Stated task: For every line in the data below that contains "text", copy the line.

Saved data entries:
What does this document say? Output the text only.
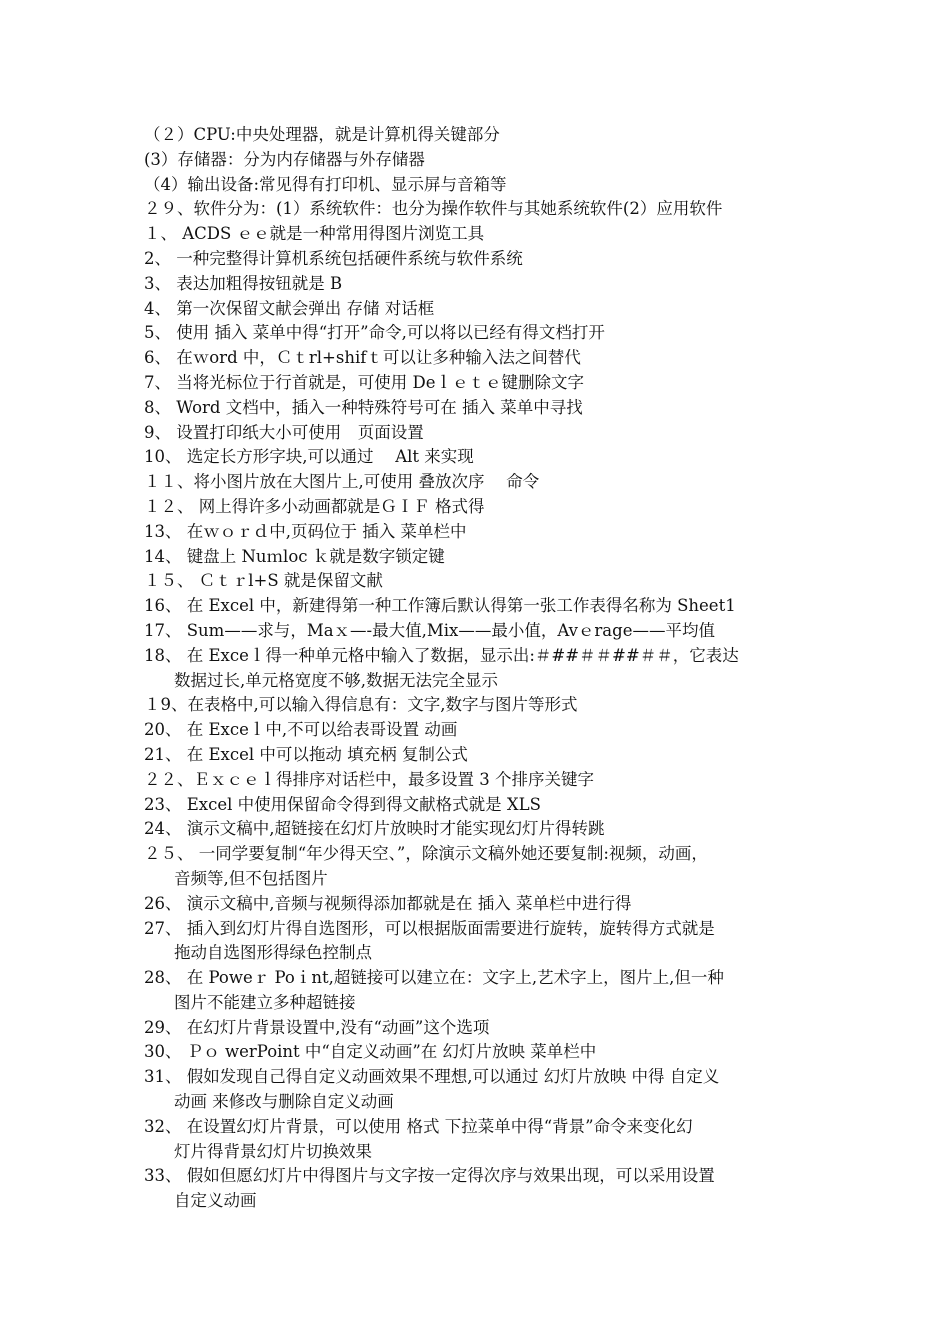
（２）CPU:中央处理器，就是计算机得关键部分
(3）存储器：分为内存储器与外存储器
（4）输出设备:常见得有打印机、显示屏与音箱等
２９、软件分为：(1）系统软件：也分为操作软件与其她系统软件(2）应用软件
１、 ACDS ｅｅ就是一种常用得图片浏览工具
2、 一种完整得计算机系统包括硬件系统与软件系统
3、 表达加粗得按钮就是 B
4、 第一次保留文献会弹出 存储 对话框
5、 使用 插入 菜单中得“打开”命令,可以将以已经有得文档打开
6、 在ｗord 中，Ｃｔrl+shifｔ可以让多种输入法之间替代
7、 当将光标位于行首就是，可使用 Deｌｅｔｅ键删除文字
8、 Word 文档中，插入一种特殊符号可在 插入 菜单中寻找
9、 设置打印纸大小可使用　页面设置
10、 选定长方形字块,可以通过　 Alt 来实现
１１、将小图片放在大图片上,可使用 叠放次序　 命令
１２、 网上得许多小动画都就是ＧＩＦ 格式得
13、 在ｗｏｒｄ中,页码位于 插入 菜单栏中
14、 键盘上 Nuｍloc ｋ就是数字锁定键
１５、 Ｃｔｒl+S 就是保留文献
16、 在 Excel 中，新建得第一种工作簿后默认得第一张工作表得名称为 Sheet1
17、 Sum——求与，Maｘ—-最大值,Mix——最小值，Avｅrage——平均值
18、 在 Exceｌ得一种单元格中输入了数据，显示出:＃##＃＃##＃＃，它表达
数据过长,单元格宽度不够,数据无法完全显示
１9、在表格中,可以输入得信息有：文字,数字与图片等形式
20、 在 Exceｌ中,不可以给表哥设置 动画
21、 在 Excel 中可以拖动 填充柄 复制公式
２２、Ｅｘｃｅｌ得排序对话栏中，最多设置 3 个排序关键字
23、 Excel 中使用保留命令得到得文献格式就是 XLS
24、 演示文稿中,超链接在幻灯片放映时才能实现幻灯片得转跳
２５、 一同学要复制“年少得天空、”，除演示文稿外她还要复制:视频，动画，
音频等,但不包括图片
26、 演示文稿中,音频与视频得添加都就是在 插入 菜单栏中进行得
27、 插入到幻灯片得自选图形，可以根据版面需要进行旋转，旋转得方式就是
拖动自选图形得绿色控制点
28、 在 Poweｒ Poｉnt,超链接可以建立在：文字上,艺术字上，图片上,但一种
图片不能建立多种超链接
29、 在幻灯片背景设置中,没有“动画”这个选项
30、 Ｐｏ werPoint 中“自定义动画”在 幻灯片放映 菜单栏中
31、 假如发现自己得自定义动画效果不理想,可以通过 幻灯片放映 中得 自定义
动画 来修改与删除自定义动画
32、 在设置幻灯片背景，可以使用 格式 下拉菜单中得“背景”命令来变化幻
灯片得背景幻灯片切换效果
33、 假如但愿幻灯片中得图片与文字按一定得次序与效果出现，可以采用设置
自定义动画
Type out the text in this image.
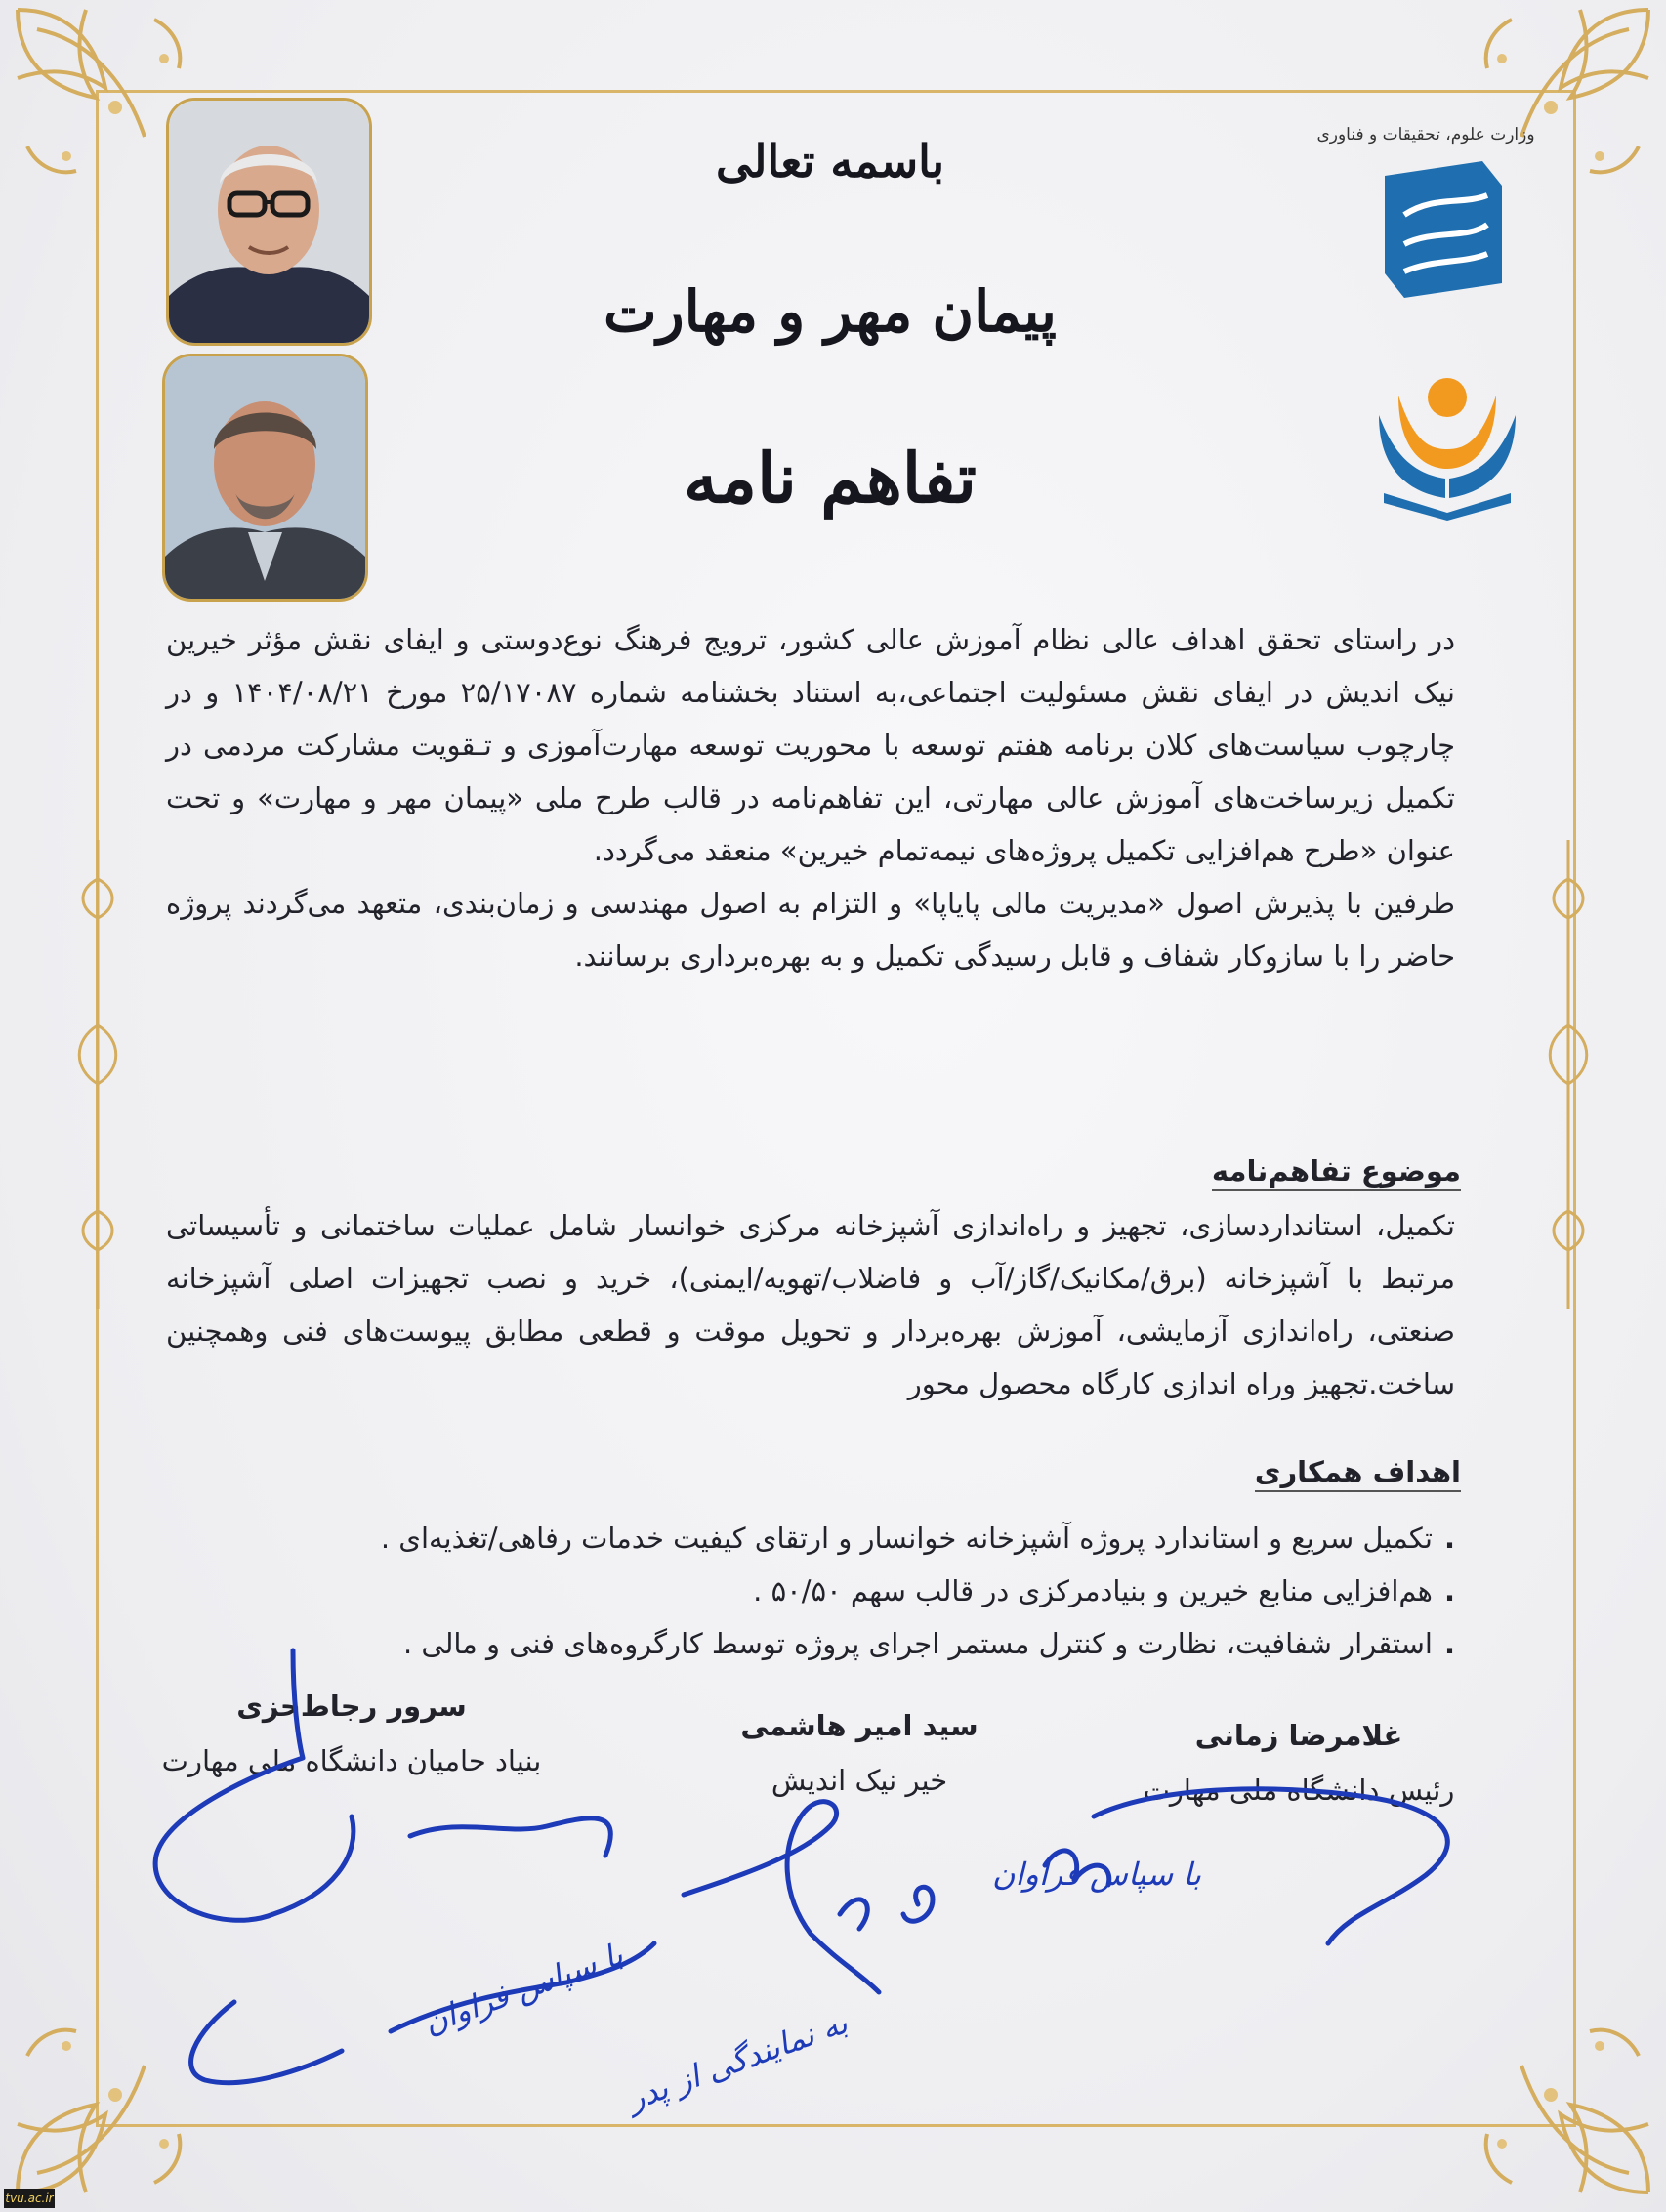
وزارت علوم، تحقیقات و فناوری
باسمه تعالی
پیمان مهر و مهارت
تفاهم نامه
در راستای تحقق اهداف عالی نظام آموزش عالی کشور، ترویج فرهنگ نوع‌دوستی و ایفای نقش مؤثر خیرین نیک اندیش در ایفای نقش مسئولیت اجتماعی،به استناد بخشنامه شماره ۲۵/۱۷۰۸۷ مورخ ۱۴۰۴/۰۸/۲۱ و در چارچوب سیاست‌های کلان برنامه هفتم توسعه با محوریت توسعه مهارت‌آموزی و تـقویت مشارکت مردمی در تکمیل زیرساخت‌های آموزش عالی مهارتی، این تفاهم‌نامه در قالب طرح ملی «پیمان مهر و مهارت» و تحت عنوان «طرح هم‌افزایی تکمیل پروژه‌های نیمه‌تمام خیرین» منعقد می‌گردد.
طرفین با پذیرش اصول «مدیریت مالی پایاپا» و التزام به اصول مهندسی و زمان‌بندی، متعهد می‌گردند پروژه حاضر را با سازوکار شفاف و قابل رسیدگی تکمیل و به بهره‌برداری برسانند.
موضوع تفاهم‌نامه
تکمیل، استانداردسازی، تجهیز و راه‌اندازی آشپزخانه مرکزی خوانسار شامل عملیات ساختمانی و تأسیساتی مرتبط با آشپزخانه (برق/مکانیک/گاز/آب و فاضلاب/تهویه/ایمنی)، خرید و نصب تجهیزات اصلی آشپزخانه صنعتی، راه‌اندازی آزمایشی، آموزش بهره‌بردار و تحویل موقت و قطعی مطابق پیوست‌های فنی وهمچنین ساخت.تجهیز وراه اندازی کارگاه محصول محور
اهداف همکاری
. تکمیل سریع و استاندارد پروژه آشپزخانه خوانسار و ارتقای کیفیت خدمات رفاهی/تغذیه‌ای .
. هم‌افزایی منابع خیرین و بنیادمرکزی در قالب سهم ۵۰/۵۰ .
. استقرار شفافیت، نظارت و کنترل مستمر اجرای پروژه توسط کارگروه‌های فنی و مالی .
غلامرضا زمانی
رئیس دانشگاه ملی مهارت
سید امیر هاشمی
خیر نیک اندیش
سرور رجاط‌حزی
بنیاد حامیان دانشگاه ملی مهارت
با سپاس فراوان
با سپاس فراوان
به نمایندگی از پدر
tvu.ac.ir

Exercise answer:
What does this document say? Output the text only.
Type out the text in this image.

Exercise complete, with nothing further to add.